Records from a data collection
## Start
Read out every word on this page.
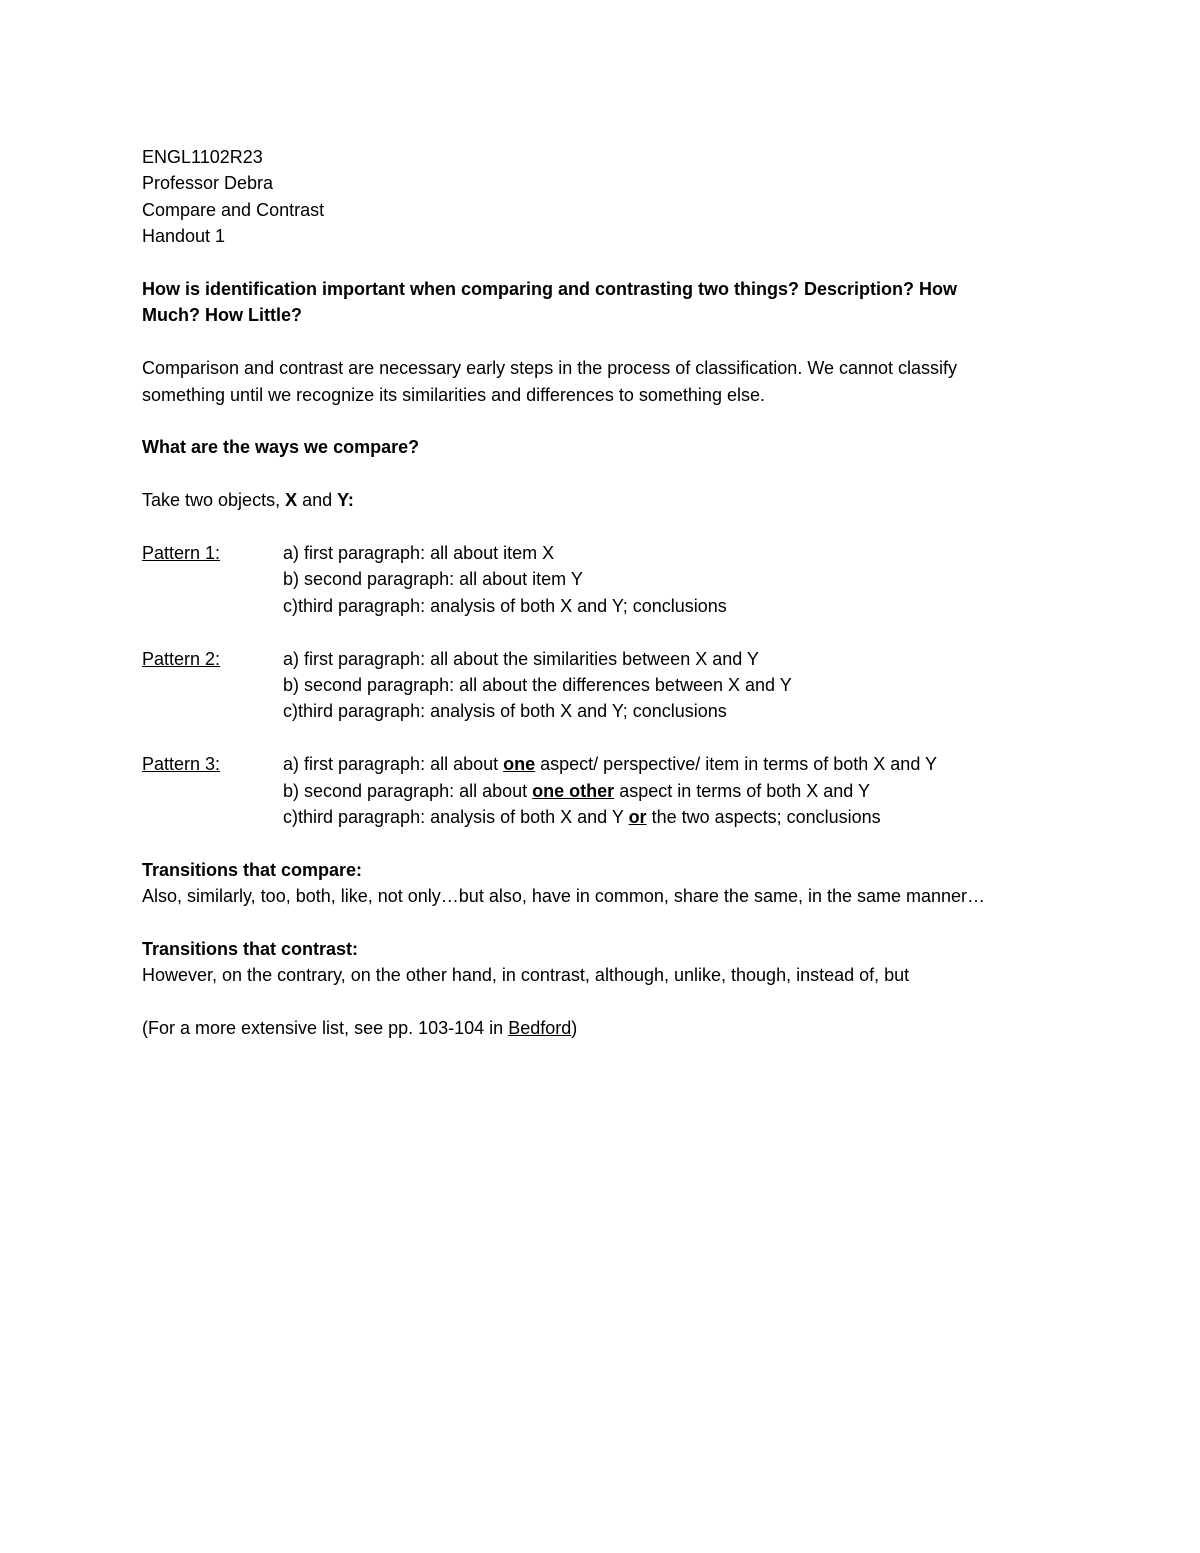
ENGL1102R23
Professor Debra
Compare and Contrast
Handout 1
How is identification important when comparing and contrasting two things? Description? How
Much? How Little?
Comparison and contrast are necessary early steps in the process of classification. We cannot classify
something until we recognize its similarities and differences to something else.
What are the ways we compare?
Take two objects, X and Y:
Pattern 1:	a) first paragraph: all about item X
b) second paragraph: all about item Y
c)third paragraph: analysis of both X and Y; conclusions
Pattern 2:	a) first paragraph: all about the similarities between X and Y
b) second paragraph: all about the differences between X and Y
c)third paragraph: analysis of both X and Y; conclusions
Pattern 3:	a) first paragraph: all about one aspect/ perspective/ item in terms of both X and Y
b) second paragraph: all about one other aspect in terms of both X and Y
c)third paragraph: analysis of both X and Y or the two aspects; conclusions
Transitions that compare:
Also, similarly, too, both, like, not only…but also, have in common, share the same, in the same manner…
Transitions that contrast:
However, on the contrary, on the other hand, in contrast, although, unlike, though, instead of, but
(For a more extensive list, see pp. 103-104 in Bedford)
## End
# Required task:
In the records above, locate every line with the string "Transitions" and copy it.

# Answer in full:
Transitions that compare:
Transitions that contrast:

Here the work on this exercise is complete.